REQUIRED ACTION -> Would you restate the entries below exactly, keeping every line?

[DATASET CONTENT — start]

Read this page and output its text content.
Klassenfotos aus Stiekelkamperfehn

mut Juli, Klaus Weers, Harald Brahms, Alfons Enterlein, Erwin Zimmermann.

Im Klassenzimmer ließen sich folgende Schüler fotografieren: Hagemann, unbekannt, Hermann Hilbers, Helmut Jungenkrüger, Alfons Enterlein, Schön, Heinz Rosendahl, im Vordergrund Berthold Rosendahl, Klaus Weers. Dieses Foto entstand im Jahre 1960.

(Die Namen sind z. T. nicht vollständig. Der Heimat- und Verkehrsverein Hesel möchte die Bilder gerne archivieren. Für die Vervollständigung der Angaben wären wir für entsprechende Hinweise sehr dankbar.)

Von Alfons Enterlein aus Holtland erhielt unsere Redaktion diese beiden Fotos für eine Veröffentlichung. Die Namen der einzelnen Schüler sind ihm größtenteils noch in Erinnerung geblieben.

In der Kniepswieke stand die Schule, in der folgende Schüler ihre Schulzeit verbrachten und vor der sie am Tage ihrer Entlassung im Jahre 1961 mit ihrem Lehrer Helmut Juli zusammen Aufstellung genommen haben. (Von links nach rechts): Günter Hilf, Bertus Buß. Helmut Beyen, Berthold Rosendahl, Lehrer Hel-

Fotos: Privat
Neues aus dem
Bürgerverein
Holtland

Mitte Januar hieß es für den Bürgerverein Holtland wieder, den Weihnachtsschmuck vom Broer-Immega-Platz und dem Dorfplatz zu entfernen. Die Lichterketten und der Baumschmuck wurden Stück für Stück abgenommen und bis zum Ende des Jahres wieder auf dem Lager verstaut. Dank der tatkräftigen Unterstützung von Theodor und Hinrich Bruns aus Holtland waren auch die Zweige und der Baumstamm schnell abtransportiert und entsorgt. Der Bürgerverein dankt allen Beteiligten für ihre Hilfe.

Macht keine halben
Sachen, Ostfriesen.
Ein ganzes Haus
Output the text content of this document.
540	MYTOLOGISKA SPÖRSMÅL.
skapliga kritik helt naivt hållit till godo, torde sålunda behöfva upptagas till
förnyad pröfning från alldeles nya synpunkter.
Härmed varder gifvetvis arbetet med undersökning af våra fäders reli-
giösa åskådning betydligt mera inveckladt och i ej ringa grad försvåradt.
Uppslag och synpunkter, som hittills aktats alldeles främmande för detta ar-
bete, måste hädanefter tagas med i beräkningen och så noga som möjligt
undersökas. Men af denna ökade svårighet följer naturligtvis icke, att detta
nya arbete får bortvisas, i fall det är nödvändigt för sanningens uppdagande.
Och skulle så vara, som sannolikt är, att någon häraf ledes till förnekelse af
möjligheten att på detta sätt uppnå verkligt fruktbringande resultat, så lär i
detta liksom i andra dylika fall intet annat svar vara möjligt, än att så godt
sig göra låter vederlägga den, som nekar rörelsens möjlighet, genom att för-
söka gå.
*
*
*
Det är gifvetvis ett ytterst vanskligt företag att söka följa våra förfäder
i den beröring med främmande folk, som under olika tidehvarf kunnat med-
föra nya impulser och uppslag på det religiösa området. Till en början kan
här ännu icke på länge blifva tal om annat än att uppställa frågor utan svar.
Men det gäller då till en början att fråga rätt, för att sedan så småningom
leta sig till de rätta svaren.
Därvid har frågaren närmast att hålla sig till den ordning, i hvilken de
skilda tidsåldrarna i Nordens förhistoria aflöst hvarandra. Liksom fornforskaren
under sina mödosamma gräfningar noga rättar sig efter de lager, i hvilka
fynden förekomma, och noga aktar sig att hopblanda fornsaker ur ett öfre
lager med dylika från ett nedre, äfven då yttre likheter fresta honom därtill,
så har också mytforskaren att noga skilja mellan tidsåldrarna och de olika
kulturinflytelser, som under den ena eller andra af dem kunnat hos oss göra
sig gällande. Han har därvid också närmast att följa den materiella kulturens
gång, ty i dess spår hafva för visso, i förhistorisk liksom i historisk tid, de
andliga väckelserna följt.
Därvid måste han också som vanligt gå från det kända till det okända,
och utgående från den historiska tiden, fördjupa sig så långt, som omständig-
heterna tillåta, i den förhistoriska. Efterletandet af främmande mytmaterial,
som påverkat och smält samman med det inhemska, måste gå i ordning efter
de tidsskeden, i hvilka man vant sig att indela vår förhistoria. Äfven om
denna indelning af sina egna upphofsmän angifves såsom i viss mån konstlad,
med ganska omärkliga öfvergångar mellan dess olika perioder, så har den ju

[DATASET CONTENT — finish]

WRITTEN ANSWER ->
Read this page and output its text content.
Klassenfotos aus Stiekelkamperfehn

mut Juli, Klaus Weers, Harald Brahms, Alfons Enterlein, Erwin Zimmermann.

Im Klassenzimmer ließen sich folgende Schüler fotografieren: Hagemann, unbekannt, Hermann Hilbers, Helmut Jungenkrüger, Alfons Enterlein, Schön, Heinz Rosendahl, im Vordergrund Berthold Rosendahl, Klaus Weers. Dieses Foto entstand im Jahre 1960.

(Die Namen sind z. T. nicht vollständig. Der Heimat- und Verkehrsverein Hesel möchte die Bilder gerne archivieren. Für die Vervollständigung der Angaben wären wir für entsprechende Hinweise sehr dankbar.)

Von Alfons Enterlein aus Holtland erhielt unsere Redaktion diese beiden Fotos für eine Veröffentlichung. Die Namen der einzelnen Schüler sind ihm größtenteils noch in Erinnerung geblieben.

In der Kniepswieke stand die Schule, in der folgende Schüler ihre Schulzeit verbrachten und vor der sie am Tage ihrer Entlassung im Jahre 1961 mit ihrem Lehrer Helmut Juli zusammen Aufstellung genommen haben. (Von links nach rechts): Günter Hilf, Bertus Buß. Helmut Beyen, Berthold Rosendahl, Lehrer Hel-

Fotos: Privat
Neues aus dem
Bürgerverein
Holtland

Mitte Januar hieß es für den Bürgerverein Holtland wieder, den Weihnachtsschmuck vom Broer-Immega-Platz und dem Dorfplatz zu entfernen. Die Lichterketten und der Baumschmuck wurden Stück für Stück abgenommen und bis zum Ende des Jahres wieder auf dem Lager verstaut. Dank der tatkräftigen Unterstützung von Theodor und Hinrich Bruns aus Holtland waren auch die Zweige und der Baumstamm schnell abtransportiert und entsorgt. Der Bürgerverein dankt allen Beteiligten für ihre Hilfe.

Macht keine halben
Sachen, Ostfriesen.
Ein ganzes Haus
Output the text content of this document.
540	MYTOLOGISKA SPÖRSMÅL.
skapliga kritik helt naivt hållit till godo, torde sålunda behöfva upptagas till
förnyad pröfning från alldeles nya synpunkter.
Härmed varder gifvetvis arbetet med undersökning af våra fäders reli-
giösa åskådning betydligt mera inveckladt och i ej ringa grad försvåradt.
Uppslag och synpunkter, som hittills aktats alldeles främmande för detta ar-
bete, måste hädanefter tagas med i beräkningen och så noga som möjligt
undersökas. Men af denna ökade svårighet följer naturligtvis icke, att detta
nya arbete får bortvisas, i fall det är nödvändigt för sanningens uppdagande.
Och skulle så vara, som sannolikt är, att någon häraf ledes till förnekelse af
möjligheten att på detta sätt uppnå verkligt fruktbringande resultat, så lär i
detta liksom i andra dylika fall intet annat svar vara möjligt, än att så godt
sig göra låter vederlägga den, som nekar rörelsens möjlighet, genom att för-
söka gå.
*
*
*
Det är gifvetvis ett ytterst vanskligt företag att söka följa våra förfäder
i den beröring med främmande folk, som under olika tidehvarf kunnat med-
föra nya impulser och uppslag på det religiösa området. Till en början kan
här ännu icke på länge blifva tal om annat än att uppställa frågor utan svar.
Men det gäller då till en början att fråga rätt, för att sedan så småningom
leta sig till de rätta svaren.
Därvid har frågaren närmast att hålla sig till den ordning, i hvilken de
skilda tidsåldrarna i Nordens förhistoria aflöst hvarandra. Liksom fornforskaren
under sina mödosamma gräfningar noga rättar sig efter de lager, i hvilka
fynden förekomma, och noga aktar sig att hopblanda fornsaker ur ett öfre
lager med dylika från ett nedre, äfven då yttre likheter fresta honom därtill,
så har också mytforskaren att noga skilja mellan tidsåldrarna och de olika
kulturinflytelser, som under den ena eller andra af dem kunnat hos oss göra
sig gällande. Han har därvid också närmast att följa den materiella kulturens
gång, ty i dess spår hafva för visso, i förhistorisk liksom i historisk tid, de
andliga väckelserna följt.
Därvid måste han också som vanligt gå från det kända till det okända,
och utgående från den historiska tiden, fördjupa sig så långt, som omständig-
heterna tillåta, i den förhistoriska. Efterletandet af främmande mytmaterial,
som påverkat och smält samman med det inhemska, måste gå i ordning efter
de tidsskeden, i hvilka man vant sig att indela vår förhistoria. Äfven om
denna indelning af sina egna upphofsmän angifves såsom i viss mån konstlad,
med ganska omärkliga öfvergångar mellan dess olika perioder, så har den ju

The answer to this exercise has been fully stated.